- **Work required**
Repeat all the records exactly, omitting pictures.

[Figure contents as structured data]

/---

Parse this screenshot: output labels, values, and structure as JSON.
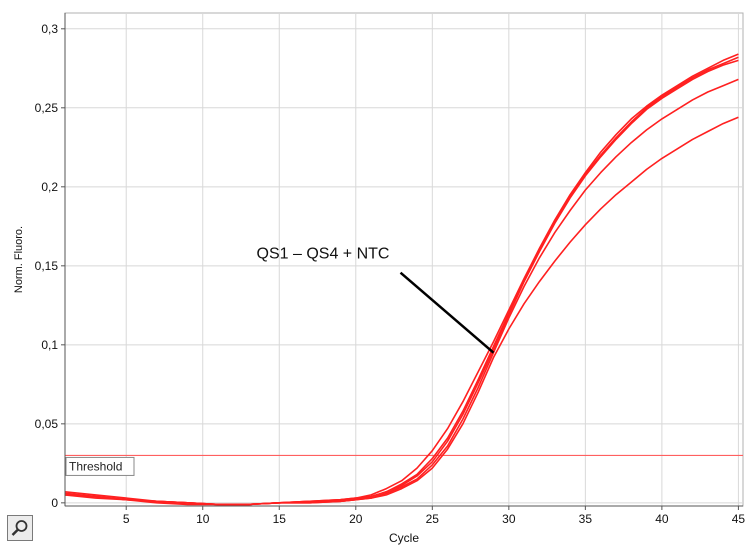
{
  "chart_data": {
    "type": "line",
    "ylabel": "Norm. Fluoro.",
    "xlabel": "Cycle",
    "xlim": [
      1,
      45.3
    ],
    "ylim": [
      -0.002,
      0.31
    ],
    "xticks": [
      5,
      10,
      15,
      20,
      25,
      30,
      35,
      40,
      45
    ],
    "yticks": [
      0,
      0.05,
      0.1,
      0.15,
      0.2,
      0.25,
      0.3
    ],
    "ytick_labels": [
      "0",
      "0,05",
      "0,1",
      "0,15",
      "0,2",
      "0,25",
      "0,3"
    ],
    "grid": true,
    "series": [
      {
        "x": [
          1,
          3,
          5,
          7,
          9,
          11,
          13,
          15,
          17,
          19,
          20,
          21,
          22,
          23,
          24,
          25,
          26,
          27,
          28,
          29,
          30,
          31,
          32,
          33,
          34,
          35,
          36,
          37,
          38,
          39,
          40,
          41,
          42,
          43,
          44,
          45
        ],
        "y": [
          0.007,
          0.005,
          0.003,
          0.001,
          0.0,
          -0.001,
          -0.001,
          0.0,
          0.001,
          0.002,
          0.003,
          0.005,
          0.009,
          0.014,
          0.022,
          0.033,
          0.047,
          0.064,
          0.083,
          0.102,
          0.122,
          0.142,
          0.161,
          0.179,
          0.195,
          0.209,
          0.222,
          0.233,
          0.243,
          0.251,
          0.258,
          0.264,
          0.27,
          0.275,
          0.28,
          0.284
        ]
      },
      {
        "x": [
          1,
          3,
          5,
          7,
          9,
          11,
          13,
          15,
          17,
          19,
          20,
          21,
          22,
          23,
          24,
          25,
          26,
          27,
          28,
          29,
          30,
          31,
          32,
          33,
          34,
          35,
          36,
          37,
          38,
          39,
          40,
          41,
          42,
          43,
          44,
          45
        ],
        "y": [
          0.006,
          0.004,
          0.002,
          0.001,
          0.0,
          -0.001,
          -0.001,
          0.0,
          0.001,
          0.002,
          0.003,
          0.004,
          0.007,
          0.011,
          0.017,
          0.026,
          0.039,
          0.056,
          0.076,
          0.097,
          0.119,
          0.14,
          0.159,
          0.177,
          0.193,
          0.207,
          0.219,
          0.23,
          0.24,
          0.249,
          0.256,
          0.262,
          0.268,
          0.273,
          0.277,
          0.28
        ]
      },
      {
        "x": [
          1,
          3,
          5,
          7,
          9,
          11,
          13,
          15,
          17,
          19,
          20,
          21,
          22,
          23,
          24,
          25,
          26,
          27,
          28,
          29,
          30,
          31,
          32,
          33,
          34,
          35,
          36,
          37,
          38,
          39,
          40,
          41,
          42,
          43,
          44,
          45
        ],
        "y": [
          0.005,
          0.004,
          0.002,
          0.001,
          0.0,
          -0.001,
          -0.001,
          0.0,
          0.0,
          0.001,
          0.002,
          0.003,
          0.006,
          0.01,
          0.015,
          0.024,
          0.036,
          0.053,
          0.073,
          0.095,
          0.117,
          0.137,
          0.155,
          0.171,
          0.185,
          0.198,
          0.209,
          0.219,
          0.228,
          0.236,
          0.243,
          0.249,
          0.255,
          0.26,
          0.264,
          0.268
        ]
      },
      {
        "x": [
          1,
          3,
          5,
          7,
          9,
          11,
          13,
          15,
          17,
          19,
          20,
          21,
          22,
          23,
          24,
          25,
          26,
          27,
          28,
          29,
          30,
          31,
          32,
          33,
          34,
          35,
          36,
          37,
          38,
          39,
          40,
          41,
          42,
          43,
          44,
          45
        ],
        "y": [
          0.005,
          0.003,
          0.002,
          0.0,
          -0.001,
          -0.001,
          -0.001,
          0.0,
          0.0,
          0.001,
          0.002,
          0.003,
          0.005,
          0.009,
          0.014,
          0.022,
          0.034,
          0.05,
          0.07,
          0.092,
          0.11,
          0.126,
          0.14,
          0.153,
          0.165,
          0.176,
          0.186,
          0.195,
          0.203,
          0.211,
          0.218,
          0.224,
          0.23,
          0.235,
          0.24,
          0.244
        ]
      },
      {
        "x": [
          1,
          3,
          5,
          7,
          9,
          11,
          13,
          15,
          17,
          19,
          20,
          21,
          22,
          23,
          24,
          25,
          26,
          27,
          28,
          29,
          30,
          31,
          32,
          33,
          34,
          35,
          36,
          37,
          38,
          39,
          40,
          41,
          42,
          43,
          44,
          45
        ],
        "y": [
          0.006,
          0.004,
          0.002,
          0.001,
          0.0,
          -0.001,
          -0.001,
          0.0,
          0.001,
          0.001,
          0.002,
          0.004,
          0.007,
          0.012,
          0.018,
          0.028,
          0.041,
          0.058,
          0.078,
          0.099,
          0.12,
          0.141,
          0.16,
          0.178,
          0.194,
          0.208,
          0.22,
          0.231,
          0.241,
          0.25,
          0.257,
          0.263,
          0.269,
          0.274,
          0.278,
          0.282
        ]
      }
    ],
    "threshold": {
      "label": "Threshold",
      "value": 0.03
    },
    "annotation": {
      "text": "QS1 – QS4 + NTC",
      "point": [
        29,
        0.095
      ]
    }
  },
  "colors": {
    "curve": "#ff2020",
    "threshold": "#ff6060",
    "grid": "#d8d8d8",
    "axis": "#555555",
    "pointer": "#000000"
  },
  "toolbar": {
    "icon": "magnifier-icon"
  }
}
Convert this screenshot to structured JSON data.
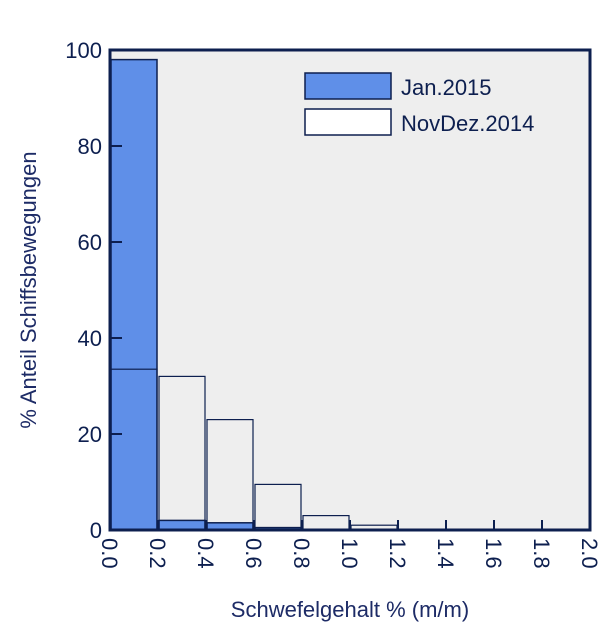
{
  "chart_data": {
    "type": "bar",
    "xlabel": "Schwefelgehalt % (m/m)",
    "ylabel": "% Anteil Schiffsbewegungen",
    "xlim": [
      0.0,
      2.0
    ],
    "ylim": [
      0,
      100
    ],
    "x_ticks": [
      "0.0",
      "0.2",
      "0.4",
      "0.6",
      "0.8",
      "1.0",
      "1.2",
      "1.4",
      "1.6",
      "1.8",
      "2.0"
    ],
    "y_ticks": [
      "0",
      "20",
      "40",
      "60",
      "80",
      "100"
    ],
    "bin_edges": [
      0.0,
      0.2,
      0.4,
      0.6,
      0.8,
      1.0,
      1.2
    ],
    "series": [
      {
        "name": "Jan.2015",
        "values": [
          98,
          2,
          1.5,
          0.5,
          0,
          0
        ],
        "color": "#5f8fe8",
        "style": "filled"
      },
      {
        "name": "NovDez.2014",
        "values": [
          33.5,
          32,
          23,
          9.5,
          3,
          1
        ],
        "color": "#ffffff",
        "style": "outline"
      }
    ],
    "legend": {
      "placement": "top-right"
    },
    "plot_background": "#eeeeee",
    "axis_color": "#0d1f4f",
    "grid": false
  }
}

\---

- **Exercise output**
Parse this screenshot: output labels, values, and structure as JSON.
{
  "chart_data": {
    "type": "line",
    "ylabel": "Norm. Fluoro.",
    "xlabel": "Cycle",
    "xlim": [
      1,
      45.3
    ],
    "ylim": [
      -0.002,
      0.31
    ],
    "xticks": [
      5,
      10,
      15,
      20,
      25,
      30,
      35,
      40,
      45
    ],
    "yticks": [
      0,
      0.05,
      0.1,
      0.15,
      0.2,
      0.25,
      0.3
    ],
    "ytick_labels": [
      "0",
      "0,05",
      "0,1",
      "0,15",
      "0,2",
      "0,25",
      "0,3"
    ],
    "grid": true,
    "series": [
      {
        "x": [
          1,
          3,
          5,
          7,
          9,
          11,
          13,
          15,
          17,
          19,
          20,
          21,
          22,
          23,
          24,
          25,
          26,
          27,
          28,
          29,
          30,
          31,
          32,
          33,
          34,
          35,
          36,
          37,
          38,
          39,
          40,
          41,
          42,
          43,
          44,
          45
        ],
        "y": [
          0.007,
          0.005,
          0.003,
          0.001,
          0.0,
          -0.001,
          -0.001,
          0.0,
          0.001,
          0.002,
          0.003,
          0.005,
          0.009,
          0.014,
          0.022,
          0.033,
          0.047,
          0.064,
          0.083,
          0.102,
          0.122,
          0.142,
          0.161,
          0.179,
          0.195,
          0.209,
          0.222,
          0.233,
          0.243,
          0.251,
          0.258,
          0.264,
          0.27,
          0.275,
          0.28,
          0.284
        ]
      },
      {
        "x": [
          1,
          3,
          5,
          7,
          9,
          11,
          13,
          15,
          17,
          19,
          20,
          21,
          22,
          23,
          24,
          25,
          26,
          27,
          28,
          29,
          30,
          31,
          32,
          33,
          34,
          35,
          36,
          37,
          38,
          39,
          40,
          41,
          42,
          43,
          44,
          45
        ],
        "y": [
          0.006,
          0.004,
          0.002,
          0.001,
          0.0,
          -0.001,
          -0.001,
          0.0,
          0.001,
          0.002,
          0.003,
          0.004,
          0.007,
          0.011,
          0.017,
          0.026,
          0.039,
          0.056,
          0.076,
          0.097,
          0.119,
          0.14,
          0.159,
          0.177,
          0.193,
          0.207,
          0.219,
          0.23,
          0.24,
          0.249,
          0.256,
          0.262,
          0.268,
          0.273,
          0.277,
          0.28
        ]
      },
      {
        "x": [
          1,
          3,
          5,
          7,
          9,
          11,
          13,
          15,
          17,
          19,
          20,
          21,
          22,
          23,
          24,
          25,
          26,
          27,
          28,
          29,
          30,
          31,
          32,
          33,
          34,
          35,
          36,
          37,
          38,
          39,
          40,
          41,
          42,
          43,
          44,
          45
        ],
        "y": [
          0.005,
          0.004,
          0.002,
          0.001,
          0.0,
          -0.001,
          -0.001,
          0.0,
          0.0,
          0.001,
          0.002,
          0.003,
          0.006,
          0.01,
          0.015,
          0.024,
          0.036,
          0.053,
          0.073,
          0.095,
          0.117,
          0.137,
          0.155,
          0.171,
          0.185,
          0.198,
          0.209,
          0.219,
          0.228,
          0.236,
          0.243,
          0.249,
          0.255,
          0.26,
          0.264,
          0.268
        ]
      },
      {
        "x": [
          1,
          3,
          5,
          7,
          9,
          11,
          13,
          15,
          17,
          19,
          20,
          21,
          22,
          23,
          24,
          25,
          26,
          27,
          28,
          29,
          30,
          31,
          32,
          33,
          34,
          35,
          36,
          37,
          38,
          39,
          40,
          41,
          42,
          43,
          44,
          45
        ],
        "y": [
          0.005,
          0.003,
          0.002,
          0.0,
          -0.001,
          -0.001,
          -0.001,
          0.0,
          0.0,
          0.001,
          0.002,
          0.003,
          0.005,
          0.009,
          0.014,
          0.022,
          0.034,
          0.05,
          0.07,
          0.092,
          0.11,
          0.126,
          0.14,
          0.153,
          0.165,
          0.176,
          0.186,
          0.195,
          0.203,
          0.211,
          0.218,
          0.224,
          0.23,
          0.235,
          0.24,
          0.244
        ]
      },
      {
        "x": [
          1,
          3,
          5,
          7,
          9,
          11,
          13,
          15,
          17,
          19,
          20,
          21,
          22,
          23,
          24,
          25,
          26,
          27,
          28,
          29,
          30,
          31,
          32,
          33,
          34,
          35,
          36,
          37,
          38,
          39,
          40,
          41,
          42,
          43,
          44,
          45
        ],
        "y": [
          0.006,
          0.004,
          0.002,
          0.001,
          0.0,
          -0.001,
          -0.001,
          0.0,
          0.001,
          0.001,
          0.002,
          0.004,
          0.007,
          0.012,
          0.018,
          0.028,
          0.041,
          0.058,
          0.078,
          0.099,
          0.12,
          0.141,
          0.16,
          0.178,
          0.194,
          0.208,
          0.22,
          0.231,
          0.241,
          0.25,
          0.257,
          0.263,
          0.269,
          0.274,
          0.278,
          0.282
        ]
      }
    ],
    "threshold": {
      "label": "Threshold",
      "value": 0.03
    },
    "annotation": {
      "text": "QS1 – QS4 + NTC",
      "point": [
        29,
        0.095
      ]
    }
  },
  "colors": {
    "curve": "#ff2020",
    "threshold": "#ff6060",
    "grid": "#d8d8d8",
    "axis": "#555555",
    "pointer": "#000000"
  },
  "toolbar": {
    "icon": "magnifier-icon"
  }
}
Convert this screenshot to structured JSON data.
{
  "chart_data": {
    "type": "bar",
    "xlabel": "Schwefelgehalt % (m/m)",
    "ylabel": "% Anteil Schiffsbewegungen",
    "xlim": [
      0.0,
      2.0
    ],
    "ylim": [
      0,
      100
    ],
    "x_ticks": [
      "0.0",
      "0.2",
      "0.4",
      "0.6",
      "0.8",
      "1.0",
      "1.2",
      "1.4",
      "1.6",
      "1.8",
      "2.0"
    ],
    "y_ticks": [
      "0",
      "20",
      "40",
      "60",
      "80",
      "100"
    ],
    "bin_edges": [
      0.0,
      0.2,
      0.4,
      0.6,
      0.8,
      1.0,
      1.2
    ],
    "series": [
      {
        "name": "Jan.2015",
        "values": [
          98,
          2,
          1.5,
          0.5,
          0,
          0
        ],
        "color": "#5f8fe8",
        "style": "filled"
      },
      {
        "name": "NovDez.2014",
        "values": [
          33.5,
          32,
          23,
          9.5,
          3,
          1
        ],
        "color": "#ffffff",
        "style": "outline"
      }
    ],
    "legend": {
      "placement": "top-right"
    },
    "plot_background": "#eeeeee",
    "axis_color": "#0d1f4f",
    "grid": false
  }
}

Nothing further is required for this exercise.